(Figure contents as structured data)
◆ ◆ ◆ ◆ ◆
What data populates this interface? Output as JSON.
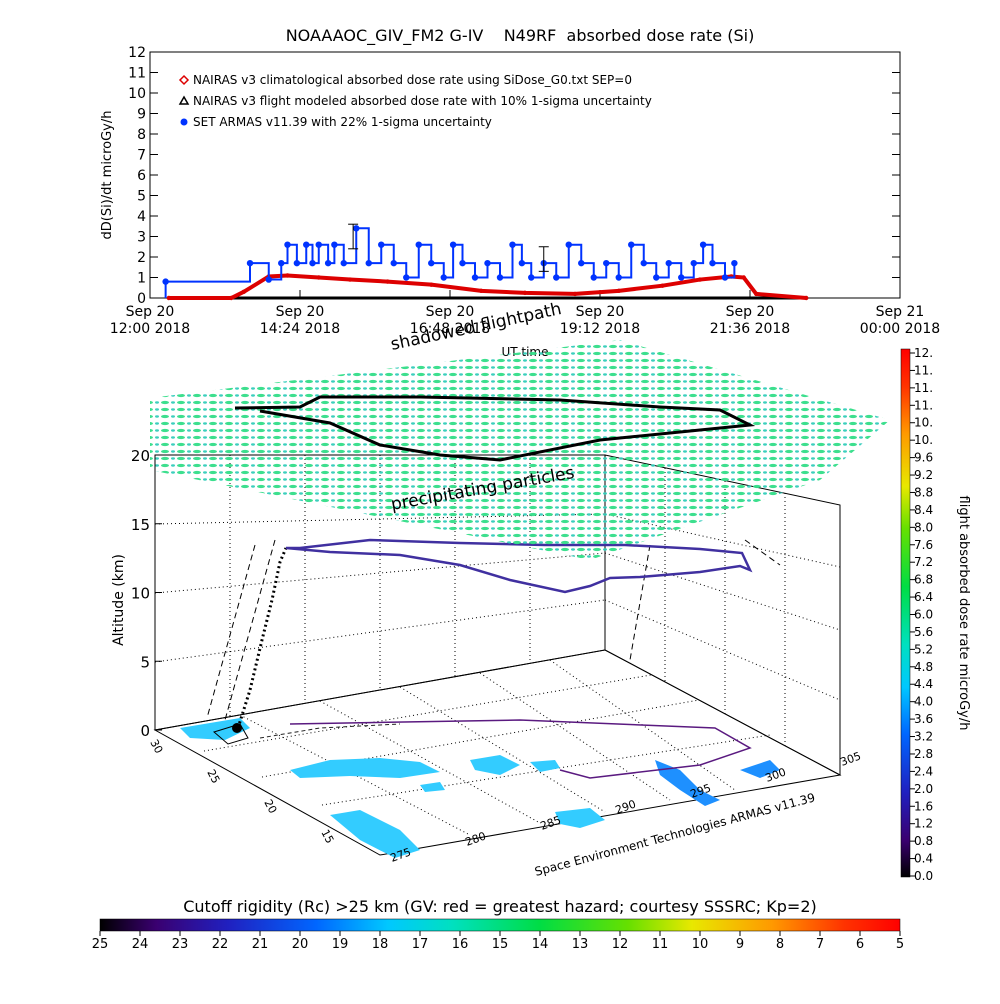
{
  "chart_data": [
    {
      "type": "line",
      "title": "NOAAAOC_GIV_FM2 G-IV    N49RF  absorbed dose rate (Si)",
      "ylabel": "dD(Si)/dt microGy/h",
      "xlabel": "UT time",
      "ylim": [
        0,
        12
      ],
      "yticks": [
        "0",
        "1",
        "2",
        "3",
        "4",
        "5",
        "6",
        "7",
        "8",
        "9",
        "10",
        "11",
        "12"
      ],
      "xlim_hours": [
        12.0,
        24.0
      ],
      "xticks": [
        {
          "hour": 12.0,
          "line1": "Sep 20",
          "line2": "12:00 2018"
        },
        {
          "hour": 14.4,
          "line1": "Sep 20",
          "line2": "14:24 2018"
        },
        {
          "hour": 16.8,
          "line1": "Sep 20",
          "line2": "16:48 2018"
        },
        {
          "hour": 19.2,
          "line1": "Sep 20",
          "line2": "19:12 2018"
        },
        {
          "hour": 21.6,
          "line1": "Sep 20",
          "line2": "21:36 2018"
        },
        {
          "hour": 24.0,
          "line1": "Sep 21",
          "line2": "00:00 2018"
        }
      ],
      "legend": [
        {
          "label": "NAIRAS v3 climatological absorbed dose rate using SiDose_G0.txt SEP=0",
          "symbol": "diamond",
          "color": "#dd0000"
        },
        {
          "label": "NAIRAS v3 flight modeled absorbed dose rate with 10% 1-sigma uncertainty",
          "symbol": "triangle",
          "color": "#000000"
        },
        {
          "label": "SET ARMAS v11.39 with 22% 1-sigma uncertainty",
          "symbol": "dot",
          "color": "#0033ff"
        }
      ],
      "series": [
        {
          "name": "NAIRAS v3 climatological absorbed dose rate using SiDose_G0.txt SEP=0",
          "color": "#dd0000",
          "x": [
            12.3,
            13.3,
            13.5,
            13.9,
            14.2,
            14.7,
            15.2,
            15.8,
            16.5,
            17.3,
            18.0,
            18.8,
            19.5,
            20.2,
            20.8,
            21.3,
            21.5,
            21.7,
            22.5
          ],
          "y": [
            0.0,
            0.0,
            0.3,
            1.05,
            1.1,
            1.0,
            0.9,
            0.8,
            0.65,
            0.35,
            0.25,
            0.2,
            0.35,
            0.6,
            0.9,
            1.05,
            1.0,
            0.2,
            0.0
          ]
        },
        {
          "name": "NAIRAS v3 flight modeled absorbed dose rate with 10% 1-sigma uncertainty",
          "color": "#000000",
          "x": [
            12.3,
            22.5
          ],
          "y": [
            0.0,
            0.0
          ]
        },
        {
          "name": "SET ARMAS v11.39 with 22% 1-sigma uncertainty",
          "color": "#0033ff",
          "x": [
            12.25,
            13.6,
            13.9,
            14.1,
            14.2,
            14.35,
            14.5,
            14.6,
            14.7,
            14.85,
            14.95,
            15.1,
            15.3,
            15.5,
            15.7,
            15.9,
            16.1,
            16.3,
            16.5,
            16.7,
            16.85,
            17.0,
            17.2,
            17.4,
            17.6,
            17.8,
            17.95,
            18.1,
            18.3,
            18.5,
            18.7,
            18.9,
            19.1,
            19.3,
            19.5,
            19.7,
            19.9,
            20.1,
            20.3,
            20.5,
            20.7,
            20.85,
            21.0,
            21.2,
            21.35
          ],
          "y": [
            0.8,
            1.7,
            0.9,
            1.7,
            2.6,
            1.7,
            2.6,
            1.7,
            2.6,
            1.7,
            2.6,
            1.7,
            3.4,
            1.7,
            2.6,
            1.7,
            1.0,
            2.6,
            1.7,
            1.0,
            2.6,
            1.7,
            1.0,
            1.7,
            1.0,
            2.6,
            1.7,
            1.0,
            1.7,
            1.0,
            2.6,
            1.7,
            1.0,
            1.7,
            1.0,
            2.6,
            1.7,
            1.0,
            1.7,
            1.0,
            1.7,
            2.6,
            1.7,
            1.0,
            1.7
          ]
        }
      ],
      "error_bars": [
        {
          "x": 15.25,
          "y": 3.0,
          "err": 0.6
        },
        {
          "x": 18.3,
          "y": 1.9,
          "err": 0.6
        }
      ]
    },
    {
      "type": "3d-surface",
      "zlabel": "Altitude (km)",
      "zlim": [
        0,
        20
      ],
      "zticks": [
        "0",
        "5",
        "10",
        "15",
        "20"
      ],
      "lat_ticks": [
        "30",
        "25",
        "20",
        "15"
      ],
      "lon_ticks": [
        "275",
        "280",
        "285",
        "290",
        "295",
        "300",
        "305"
      ],
      "surface_labels": [
        "shadowed flightpath",
        "precipitating particles"
      ],
      "credit": "Space Environment Technologies ARMAS v11.39",
      "flight_altitude_km": 13.0,
      "colorbar": {
        "label": "flight absorbed dose rate microGy/h",
        "ticks": [
          "0.0",
          "0.4",
          "0.8",
          "1.2",
          "1.6",
          "2.0",
          "2.4",
          "2.8",
          "3.2",
          "3.6",
          "4.0",
          "4.4",
          "4.8",
          "5.2",
          "5.6",
          "6.0",
          "6.4",
          "6.8",
          "7.2",
          "7.6",
          "8.0",
          "8.4",
          "8.8",
          "9.2",
          "9.6",
          "10.",
          "10.",
          "11.",
          "11.",
          "11.",
          "12."
        ]
      },
      "cutoff_bar": {
        "title": "Cutoff rigidity (Rc) >25 km (GV: red = greatest hazard; courtesy SSSRC; Kp=2)",
        "ticks": [
          "25",
          "24",
          "23",
          "22",
          "21",
          "20",
          "19",
          "18",
          "17",
          "16",
          "15",
          "14",
          "13",
          "12",
          "11",
          "10",
          "9",
          "8",
          "7",
          "6",
          "5"
        ]
      }
    }
  ]
}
◆ ◆ ◆ ◆ ◆
* [THE TASK]: Lines from the records above that hold "microGy" are the ones to list.

* [TASK RESULT]:
      "ylabel": "dD(Si)/dt microGy/h",
        "label": "flight absorbed dose rate microGy/h",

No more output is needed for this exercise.